##### DATA PROVIDED

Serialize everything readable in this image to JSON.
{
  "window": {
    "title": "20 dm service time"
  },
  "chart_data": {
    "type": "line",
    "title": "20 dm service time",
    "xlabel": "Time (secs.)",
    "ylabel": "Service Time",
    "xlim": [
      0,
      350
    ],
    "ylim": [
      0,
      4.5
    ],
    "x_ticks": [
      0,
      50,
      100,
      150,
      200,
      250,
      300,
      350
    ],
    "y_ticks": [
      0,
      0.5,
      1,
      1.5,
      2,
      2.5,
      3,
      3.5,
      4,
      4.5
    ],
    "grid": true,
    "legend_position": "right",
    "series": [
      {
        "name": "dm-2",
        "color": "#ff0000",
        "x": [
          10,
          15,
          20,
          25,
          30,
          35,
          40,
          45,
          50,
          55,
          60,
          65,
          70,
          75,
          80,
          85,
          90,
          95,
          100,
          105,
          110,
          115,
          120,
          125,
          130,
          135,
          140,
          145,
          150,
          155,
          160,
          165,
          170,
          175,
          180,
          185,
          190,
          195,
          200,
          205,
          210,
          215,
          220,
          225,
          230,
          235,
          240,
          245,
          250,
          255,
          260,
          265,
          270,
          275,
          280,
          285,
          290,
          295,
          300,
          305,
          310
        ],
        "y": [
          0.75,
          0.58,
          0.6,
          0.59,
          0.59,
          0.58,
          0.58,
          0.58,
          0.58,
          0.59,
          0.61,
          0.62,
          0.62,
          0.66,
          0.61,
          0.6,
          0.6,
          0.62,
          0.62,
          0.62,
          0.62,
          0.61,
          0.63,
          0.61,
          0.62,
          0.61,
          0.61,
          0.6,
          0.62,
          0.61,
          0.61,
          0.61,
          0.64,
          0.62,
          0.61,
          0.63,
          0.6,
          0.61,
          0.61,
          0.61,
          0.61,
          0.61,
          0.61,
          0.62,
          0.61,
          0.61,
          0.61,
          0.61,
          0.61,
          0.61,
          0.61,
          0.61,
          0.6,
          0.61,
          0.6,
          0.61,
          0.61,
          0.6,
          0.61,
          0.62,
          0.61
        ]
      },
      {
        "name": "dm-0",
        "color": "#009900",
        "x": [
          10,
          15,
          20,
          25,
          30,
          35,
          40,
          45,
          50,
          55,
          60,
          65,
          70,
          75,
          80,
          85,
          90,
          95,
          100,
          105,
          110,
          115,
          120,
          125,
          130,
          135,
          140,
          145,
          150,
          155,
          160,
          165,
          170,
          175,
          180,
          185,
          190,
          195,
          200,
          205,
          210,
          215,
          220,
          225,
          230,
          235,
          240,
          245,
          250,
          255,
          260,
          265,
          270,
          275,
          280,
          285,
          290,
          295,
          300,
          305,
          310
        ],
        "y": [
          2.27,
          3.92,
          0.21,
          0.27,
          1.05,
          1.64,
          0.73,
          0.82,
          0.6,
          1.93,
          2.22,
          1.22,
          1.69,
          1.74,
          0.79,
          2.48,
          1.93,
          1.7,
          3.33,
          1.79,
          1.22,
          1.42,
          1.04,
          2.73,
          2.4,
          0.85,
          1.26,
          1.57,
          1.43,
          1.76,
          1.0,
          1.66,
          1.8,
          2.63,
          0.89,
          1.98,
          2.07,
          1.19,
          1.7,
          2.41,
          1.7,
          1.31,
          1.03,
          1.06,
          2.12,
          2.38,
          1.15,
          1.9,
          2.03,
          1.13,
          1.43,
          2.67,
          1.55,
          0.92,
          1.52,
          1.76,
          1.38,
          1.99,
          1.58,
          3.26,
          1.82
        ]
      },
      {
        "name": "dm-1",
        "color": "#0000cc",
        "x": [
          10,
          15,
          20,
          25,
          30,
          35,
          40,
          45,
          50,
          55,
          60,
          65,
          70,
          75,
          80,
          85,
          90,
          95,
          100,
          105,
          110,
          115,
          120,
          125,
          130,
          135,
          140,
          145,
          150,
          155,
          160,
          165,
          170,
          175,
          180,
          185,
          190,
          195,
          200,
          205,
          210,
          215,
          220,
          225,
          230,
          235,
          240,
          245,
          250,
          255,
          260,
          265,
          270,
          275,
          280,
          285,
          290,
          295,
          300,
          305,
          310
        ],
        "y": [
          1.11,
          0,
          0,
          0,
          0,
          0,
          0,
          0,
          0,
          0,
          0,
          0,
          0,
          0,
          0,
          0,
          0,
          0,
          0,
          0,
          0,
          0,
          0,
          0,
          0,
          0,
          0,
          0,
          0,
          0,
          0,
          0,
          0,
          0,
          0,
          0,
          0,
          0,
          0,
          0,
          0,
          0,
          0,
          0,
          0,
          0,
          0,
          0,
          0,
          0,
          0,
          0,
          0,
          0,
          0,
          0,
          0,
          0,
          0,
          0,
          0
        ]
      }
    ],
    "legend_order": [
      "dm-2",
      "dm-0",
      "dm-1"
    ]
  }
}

##########

#### PROBLEM TO SOLVE
Go through the listing and copy all of it exactly.

#### COMPLETE OUTPUT
Serialize everything readable in this image to JSON.
{
  "window": {
    "title": "20 dm service time"
  },
  "chart_data": {
    "type": "line",
    "title": "20 dm service time",
    "xlabel": "Time (secs.)",
    "ylabel": "Service Time",
    "xlim": [
      0,
      350
    ],
    "ylim": [
      0,
      4.5
    ],
    "x_ticks": [
      0,
      50,
      100,
      150,
      200,
      250,
      300,
      350
    ],
    "y_ticks": [
      0,
      0.5,
      1,
      1.5,
      2,
      2.5,
      3,
      3.5,
      4,
      4.5
    ],
    "grid": true,
    "legend_position": "right",
    "series": [
      {
        "name": "dm-2",
        "color": "#ff0000",
        "x": [
          10,
          15,
          20,
          25,
          30,
          35,
          40,
          45,
          50,
          55,
          60,
          65,
          70,
          75,
          80,
          85,
          90,
          95,
          100,
          105,
          110,
          115,
          120,
          125,
          130,
          135,
          140,
          145,
          150,
          155,
          160,
          165,
          170,
          175,
          180,
          185,
          190,
          195,
          200,
          205,
          210,
          215,
          220,
          225,
          230,
          235,
          240,
          245,
          250,
          255,
          260,
          265,
          270,
          275,
          280,
          285,
          290,
          295,
          300,
          305,
          310
        ],
        "y": [
          0.75,
          0.58,
          0.6,
          0.59,
          0.59,
          0.58,
          0.58,
          0.58,
          0.58,
          0.59,
          0.61,
          0.62,
          0.62,
          0.66,
          0.61,
          0.6,
          0.6,
          0.62,
          0.62,
          0.62,
          0.62,
          0.61,
          0.63,
          0.61,
          0.62,
          0.61,
          0.61,
          0.6,
          0.62,
          0.61,
          0.61,
          0.61,
          0.64,
          0.62,
          0.61,
          0.63,
          0.6,
          0.61,
          0.61,
          0.61,
          0.61,
          0.61,
          0.61,
          0.62,
          0.61,
          0.61,
          0.61,
          0.61,
          0.61,
          0.61,
          0.61,
          0.61,
          0.6,
          0.61,
          0.6,
          0.61,
          0.61,
          0.6,
          0.61,
          0.62,
          0.61
        ]
      },
      {
        "name": "dm-0",
        "color": "#009900",
        "x": [
          10,
          15,
          20,
          25,
          30,
          35,
          40,
          45,
          50,
          55,
          60,
          65,
          70,
          75,
          80,
          85,
          90,
          95,
          100,
          105,
          110,
          115,
          120,
          125,
          130,
          135,
          140,
          145,
          150,
          155,
          160,
          165,
          170,
          175,
          180,
          185,
          190,
          195,
          200,
          205,
          210,
          215,
          220,
          225,
          230,
          235,
          240,
          245,
          250,
          255,
          260,
          265,
          270,
          275,
          280,
          285,
          290,
          295,
          300,
          305,
          310
        ],
        "y": [
          2.27,
          3.92,
          0.21,
          0.27,
          1.05,
          1.64,
          0.73,
          0.82,
          0.6,
          1.93,
          2.22,
          1.22,
          1.69,
          1.74,
          0.79,
          2.48,
          1.93,
          1.7,
          3.33,
          1.79,
          1.22,
          1.42,
          1.04,
          2.73,
          2.4,
          0.85,
          1.26,
          1.57,
          1.43,
          1.76,
          1.0,
          1.66,
          1.8,
          2.63,
          0.89,
          1.98,
          2.07,
          1.19,
          1.7,
          2.41,
          1.7,
          1.31,
          1.03,
          1.06,
          2.12,
          2.38,
          1.15,
          1.9,
          2.03,
          1.13,
          1.43,
          2.67,
          1.55,
          0.92,
          1.52,
          1.76,
          1.38,
          1.99,
          1.58,
          3.26,
          1.82
        ]
      },
      {
        "name": "dm-1",
        "color": "#0000cc",
        "x": [
          10,
          15,
          20,
          25,
          30,
          35,
          40,
          45,
          50,
          55,
          60,
          65,
          70,
          75,
          80,
          85,
          90,
          95,
          100,
          105,
          110,
          115,
          120,
          125,
          130,
          135,
          140,
          145,
          150,
          155,
          160,
          165,
          170,
          175,
          180,
          185,
          190,
          195,
          200,
          205,
          210,
          215,
          220,
          225,
          230,
          235,
          240,
          245,
          250,
          255,
          260,
          265,
          270,
          275,
          280,
          285,
          290,
          295,
          300,
          305,
          310
        ],
        "y": [
          1.11,
          0,
          0,
          0,
          0,
          0,
          0,
          0,
          0,
          0,
          0,
          0,
          0,
          0,
          0,
          0,
          0,
          0,
          0,
          0,
          0,
          0,
          0,
          0,
          0,
          0,
          0,
          0,
          0,
          0,
          0,
          0,
          0,
          0,
          0,
          0,
          0,
          0,
          0,
          0,
          0,
          0,
          0,
          0,
          0,
          0,
          0,
          0,
          0,
          0,
          0,
          0,
          0,
          0,
          0,
          0,
          0,
          0,
          0,
          0,
          0
        ]
      }
    ],
    "legend_order": [
      "dm-2",
      "dm-0",
      "dm-1"
    ]
  }
}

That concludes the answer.